(Figure dataset records)
* start *
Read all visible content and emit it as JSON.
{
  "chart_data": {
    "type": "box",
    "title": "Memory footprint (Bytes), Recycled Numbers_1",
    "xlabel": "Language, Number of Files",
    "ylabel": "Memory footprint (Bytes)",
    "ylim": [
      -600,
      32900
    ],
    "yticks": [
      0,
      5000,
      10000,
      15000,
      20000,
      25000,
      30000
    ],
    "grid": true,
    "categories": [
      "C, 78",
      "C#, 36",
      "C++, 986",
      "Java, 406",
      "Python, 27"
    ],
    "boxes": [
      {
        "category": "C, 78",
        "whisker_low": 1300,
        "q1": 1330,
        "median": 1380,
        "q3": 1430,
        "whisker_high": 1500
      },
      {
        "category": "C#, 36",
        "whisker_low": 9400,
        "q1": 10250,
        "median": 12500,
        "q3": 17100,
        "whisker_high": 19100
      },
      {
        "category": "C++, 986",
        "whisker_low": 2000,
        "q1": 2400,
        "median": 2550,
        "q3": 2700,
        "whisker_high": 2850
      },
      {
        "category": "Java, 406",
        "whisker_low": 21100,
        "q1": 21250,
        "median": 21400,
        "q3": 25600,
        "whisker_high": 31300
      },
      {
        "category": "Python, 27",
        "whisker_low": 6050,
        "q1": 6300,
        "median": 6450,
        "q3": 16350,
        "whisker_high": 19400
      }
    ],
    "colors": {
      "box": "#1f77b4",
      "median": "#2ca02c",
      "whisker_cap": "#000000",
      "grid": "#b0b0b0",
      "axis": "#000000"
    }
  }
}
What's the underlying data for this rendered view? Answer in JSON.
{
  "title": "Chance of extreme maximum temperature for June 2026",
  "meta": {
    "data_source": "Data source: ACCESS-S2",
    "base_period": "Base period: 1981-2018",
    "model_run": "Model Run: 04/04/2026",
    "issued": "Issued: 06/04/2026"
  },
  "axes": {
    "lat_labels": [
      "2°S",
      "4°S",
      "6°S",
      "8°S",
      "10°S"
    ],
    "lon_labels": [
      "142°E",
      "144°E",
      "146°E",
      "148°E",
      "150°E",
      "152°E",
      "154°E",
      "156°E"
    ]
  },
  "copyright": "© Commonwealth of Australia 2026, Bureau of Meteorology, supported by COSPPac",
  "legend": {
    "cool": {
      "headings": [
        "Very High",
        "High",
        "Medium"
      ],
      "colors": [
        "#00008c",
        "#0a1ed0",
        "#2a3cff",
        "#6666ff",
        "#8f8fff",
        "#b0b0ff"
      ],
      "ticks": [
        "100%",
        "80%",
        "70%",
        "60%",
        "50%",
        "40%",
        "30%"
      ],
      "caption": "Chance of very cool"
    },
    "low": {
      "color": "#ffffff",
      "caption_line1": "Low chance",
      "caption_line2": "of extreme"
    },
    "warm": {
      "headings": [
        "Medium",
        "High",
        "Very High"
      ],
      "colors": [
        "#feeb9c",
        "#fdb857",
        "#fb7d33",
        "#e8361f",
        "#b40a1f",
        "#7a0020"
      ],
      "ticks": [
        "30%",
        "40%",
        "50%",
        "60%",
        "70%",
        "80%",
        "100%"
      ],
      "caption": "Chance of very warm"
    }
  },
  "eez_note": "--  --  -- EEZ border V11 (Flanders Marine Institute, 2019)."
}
* end *
Prompt:
Return every line exactly.

Written answer:
Read all visible content and emit it as JSON.
{
  "chart_data": {
    "type": "box",
    "title": "Memory footprint (Bytes), Recycled Numbers_1",
    "xlabel": "Language, Number of Files",
    "ylabel": "Memory footprint (Bytes)",
    "ylim": [
      -600,
      32900
    ],
    "yticks": [
      0,
      5000,
      10000,
      15000,
      20000,
      25000,
      30000
    ],
    "grid": true,
    "categories": [
      "C, 78",
      "C#, 36",
      "C++, 986",
      "Java, 406",
      "Python, 27"
    ],
    "boxes": [
      {
        "category": "C, 78",
        "whisker_low": 1300,
        "q1": 1330,
        "median": 1380,
        "q3": 1430,
        "whisker_high": 1500
      },
      {
        "category": "C#, 36",
        "whisker_low": 9400,
        "q1": 10250,
        "median": 12500,
        "q3": 17100,
        "whisker_high": 19100
      },
      {
        "category": "C++, 986",
        "whisker_low": 2000,
        "q1": 2400,
        "median": 2550,
        "q3": 2700,
        "whisker_high": 2850
      },
      {
        "category": "Java, 406",
        "whisker_low": 21100,
        "q1": 21250,
        "median": 21400,
        "q3": 25600,
        "whisker_high": 31300
      },
      {
        "category": "Python, 27",
        "whisker_low": 6050,
        "q1": 6300,
        "median": 6450,
        "q3": 16350,
        "whisker_high": 19400
      }
    ],
    "colors": {
      "box": "#1f77b4",
      "median": "#2ca02c",
      "whisker_cap": "#000000",
      "grid": "#b0b0b0",
      "axis": "#000000"
    }
  }
}
What's the underlying data for this rendered view? Answer in JSON.
{
  "title": "Chance of extreme maximum temperature for June 2026",
  "meta": {
    "data_source": "Data source: ACCESS-S2",
    "base_period": "Base period: 1981-2018",
    "model_run": "Model Run: 04/04/2026",
    "issued": "Issued: 06/04/2026"
  },
  "axes": {
    "lat_labels": [
      "2°S",
      "4°S",
      "6°S",
      "8°S",
      "10°S"
    ],
    "lon_labels": [
      "142°E",
      "144°E",
      "146°E",
      "148°E",
      "150°E",
      "152°E",
      "154°E",
      "156°E"
    ]
  },
  "copyright": "© Commonwealth of Australia 2026, Bureau of Meteorology, supported by COSPPac",
  "legend": {
    "cool": {
      "headings": [
        "Very High",
        "High",
        "Medium"
      ],
      "colors": [
        "#00008c",
        "#0a1ed0",
        "#2a3cff",
        "#6666ff",
        "#8f8fff",
        "#b0b0ff"
      ],
      "ticks": [
        "100%",
        "80%",
        "70%",
        "60%",
        "50%",
        "40%",
        "30%"
      ],
      "caption": "Chance of very cool"
    },
    "low": {
      "color": "#ffffff",
      "caption_line1": "Low chance",
      "caption_line2": "of extreme"
    },
    "warm": {
      "headings": [
        "Medium",
        "High",
        "Very High"
      ],
      "colors": [
        "#feeb9c",
        "#fdb857",
        "#fb7d33",
        "#e8361f",
        "#b40a1f",
        "#7a0020"
      ],
      "ticks": [
        "30%",
        "40%",
        "50%",
        "60%",
        "70%",
        "80%",
        "100%"
      ],
      "caption": "Chance of very warm"
    }
  },
  "eez_note": "--  --  -- EEZ border V11 (Flanders Marine Institute, 2019)."
}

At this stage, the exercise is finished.